▼
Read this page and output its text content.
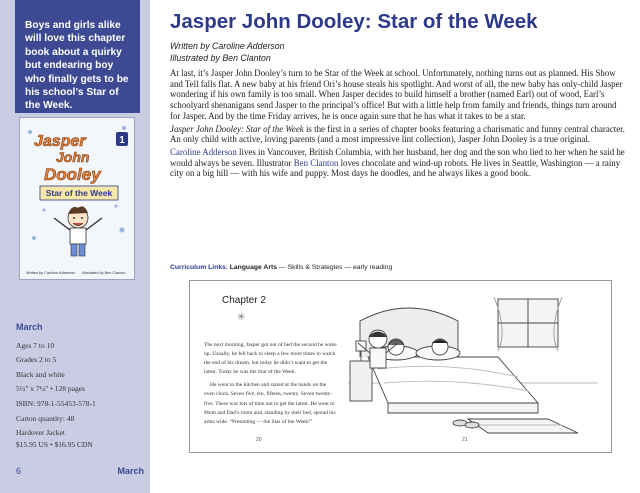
Boys and girls alike will love this chapter book about a quirky but endearing boy who finally gets to be his school’s Star of the Week.
1
Jasper
John
Dooley
Star of the Week
Written by Caroline Adderson Illustrated by Ben Clanton
March
Ages 7 to 10
Grades 2 to 5
Black and white
5½" x 7¼" • 128 pages
ISBN: 978-1-55453-578-1
Carton quantity: 48
Hardover Jacket
$15.95 US • $16.95 CDN
6	March
Jasper John Dooley: Star of the Week
Written by Caroline Adderson
Illustrated by Ben Clanton

At last, it’s Jasper John Dooley’s turn to be Star of the Week at school. Unfortunately, nothing turns out as planned. His Show and Tell falls flat. A new baby at his friend Ori’s house steals his spotlight. And worst of all, the new baby has only-child Jasper wondering if his own family is too small. When Jasper decides to build himself a brother (named Earl) out of wood, Earl’s schoolyard shenanigans send Jasper to the principal’s office! But with a little help from family and friends, things turn around for Jasper. And by the time Friday arrives, he is once again sure that he has what it takes to be a star.

Jasper John Dooley: Star of the Week is the first in a series of chapter books featuring a charismatic and funny central character. An only child with active, loving parents (and a most impressive lint collection), Jasper John Dooley is a true original.

Caroline Adderson lives in Vancouver, British Columbia, with her husband, her dog and the son who lied to her when he said he would always be seven. Illustrator Ben Clanton loves chocolate and wind-up robots. He lives in Seattle, Washington — a rainy city on a big hill — with his wife and puppy. Most days he doodles, and he always likes a good book.

Curriculum Links: Language Arts — Skills & Strategies — early reading
Chapter 2
✳

The next morning, Jasper got out of bed the second he woke up. Usually, he fell back to sleep a few more times to watch the end of his dream, but today he didn’t want to get the latest. Today he was the Star of the Week.

He went to the kitchen and stared at the hands on the oven clock. Seven five, ten, fifteen, twenty. Seven twenty-five. There was lots of time not to get the latest. He went to Mom and Dad’s room and, standing by their bed, spread his arms wide. “Presenting — the Star of the Week!”

20	21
▲
Pull out each line of the entries that contains "this".

Read this page and output its text content.
Boys and girls alike will love this chapter book about a quirky but endearing boy who finally gets to be his school’s Star of the Week.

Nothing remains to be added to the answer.